▶ _SHORT EXERCISE_
Omit the pictures and output every entry below exactly as written.

▶ _LISTED ENTRIES_
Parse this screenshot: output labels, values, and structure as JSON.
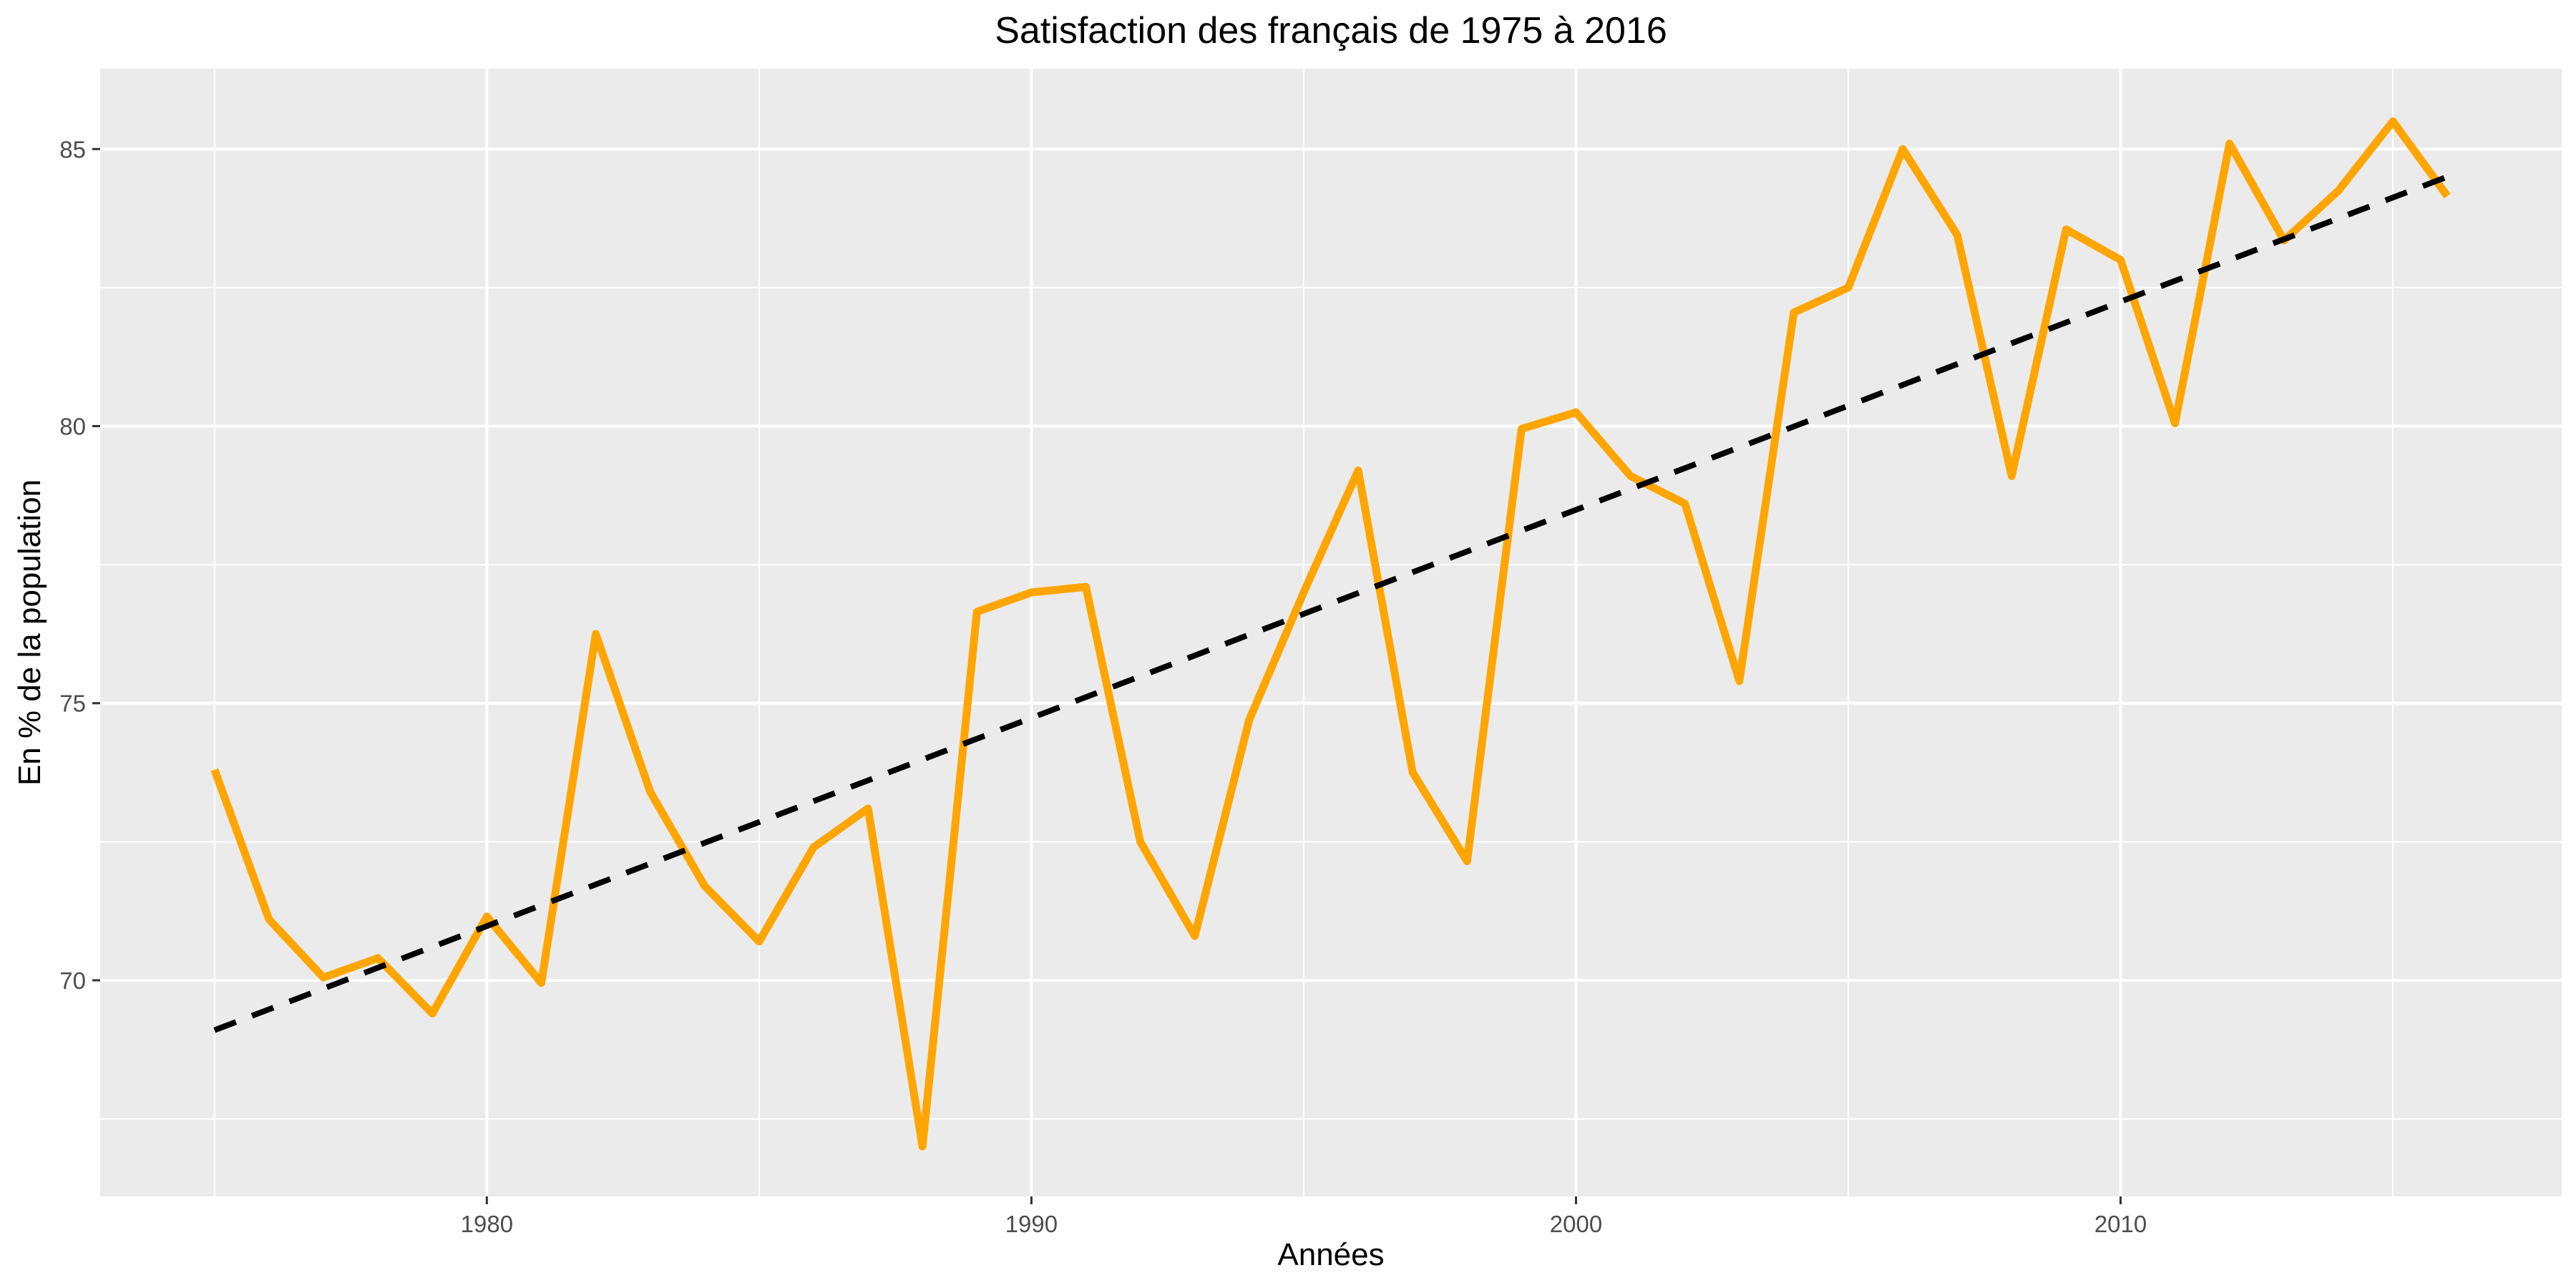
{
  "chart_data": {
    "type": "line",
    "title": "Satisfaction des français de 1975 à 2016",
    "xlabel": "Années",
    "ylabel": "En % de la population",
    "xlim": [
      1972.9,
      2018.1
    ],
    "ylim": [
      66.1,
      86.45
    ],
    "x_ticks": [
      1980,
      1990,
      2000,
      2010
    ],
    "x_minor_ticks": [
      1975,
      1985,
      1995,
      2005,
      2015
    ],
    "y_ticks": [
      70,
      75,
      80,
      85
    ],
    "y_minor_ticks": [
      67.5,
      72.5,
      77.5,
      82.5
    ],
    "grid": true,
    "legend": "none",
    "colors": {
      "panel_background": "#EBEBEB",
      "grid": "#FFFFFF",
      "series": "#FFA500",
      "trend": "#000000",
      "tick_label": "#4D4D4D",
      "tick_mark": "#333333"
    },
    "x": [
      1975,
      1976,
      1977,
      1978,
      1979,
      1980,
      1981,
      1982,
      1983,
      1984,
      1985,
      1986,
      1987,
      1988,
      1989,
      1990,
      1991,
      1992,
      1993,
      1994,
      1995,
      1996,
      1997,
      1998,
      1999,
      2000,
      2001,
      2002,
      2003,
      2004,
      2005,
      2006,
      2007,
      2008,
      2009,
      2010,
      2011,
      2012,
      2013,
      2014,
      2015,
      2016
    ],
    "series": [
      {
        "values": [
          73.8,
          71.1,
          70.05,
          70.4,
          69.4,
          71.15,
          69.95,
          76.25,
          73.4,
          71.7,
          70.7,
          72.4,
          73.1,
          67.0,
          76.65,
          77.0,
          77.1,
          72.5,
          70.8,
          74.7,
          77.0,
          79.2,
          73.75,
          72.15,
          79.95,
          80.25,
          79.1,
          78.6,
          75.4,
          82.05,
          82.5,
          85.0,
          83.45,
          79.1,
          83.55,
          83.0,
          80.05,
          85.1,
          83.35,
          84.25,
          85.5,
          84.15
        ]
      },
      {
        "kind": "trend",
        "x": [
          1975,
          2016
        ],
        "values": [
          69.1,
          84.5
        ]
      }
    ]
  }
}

▶ _ANSWER TO THE PROBLEM_
Parse this screenshot: output labels, values, and structure as JSON.
{
  "chart_data": {
    "type": "line",
    "title": "Satisfaction des français de 1975 à 2016",
    "xlabel": "Années",
    "ylabel": "En % de la population",
    "xlim": [
      1972.9,
      2018.1
    ],
    "ylim": [
      66.1,
      86.45
    ],
    "x_ticks": [
      1980,
      1990,
      2000,
      2010
    ],
    "x_minor_ticks": [
      1975,
      1985,
      1995,
      2005,
      2015
    ],
    "y_ticks": [
      70,
      75,
      80,
      85
    ],
    "y_minor_ticks": [
      67.5,
      72.5,
      77.5,
      82.5
    ],
    "grid": true,
    "legend": "none",
    "colors": {
      "panel_background": "#EBEBEB",
      "grid": "#FFFFFF",
      "series": "#FFA500",
      "trend": "#000000",
      "tick_label": "#4D4D4D",
      "tick_mark": "#333333"
    },
    "x": [
      1975,
      1976,
      1977,
      1978,
      1979,
      1980,
      1981,
      1982,
      1983,
      1984,
      1985,
      1986,
      1987,
      1988,
      1989,
      1990,
      1991,
      1992,
      1993,
      1994,
      1995,
      1996,
      1997,
      1998,
      1999,
      2000,
      2001,
      2002,
      2003,
      2004,
      2005,
      2006,
      2007,
      2008,
      2009,
      2010,
      2011,
      2012,
      2013,
      2014,
      2015,
      2016
    ],
    "series": [
      {
        "values": [
          73.8,
          71.1,
          70.05,
          70.4,
          69.4,
          71.15,
          69.95,
          76.25,
          73.4,
          71.7,
          70.7,
          72.4,
          73.1,
          67.0,
          76.65,
          77.0,
          77.1,
          72.5,
          70.8,
          74.7,
          77.0,
          79.2,
          73.75,
          72.15,
          79.95,
          80.25,
          79.1,
          78.6,
          75.4,
          82.05,
          82.5,
          85.0,
          83.45,
          79.1,
          83.55,
          83.0,
          80.05,
          85.1,
          83.35,
          84.25,
          85.5,
          84.15
        ]
      },
      {
        "kind": "trend",
        "x": [
          1975,
          2016
        ],
        "values": [
          69.1,
          84.5
        ]
      }
    ]
  }
}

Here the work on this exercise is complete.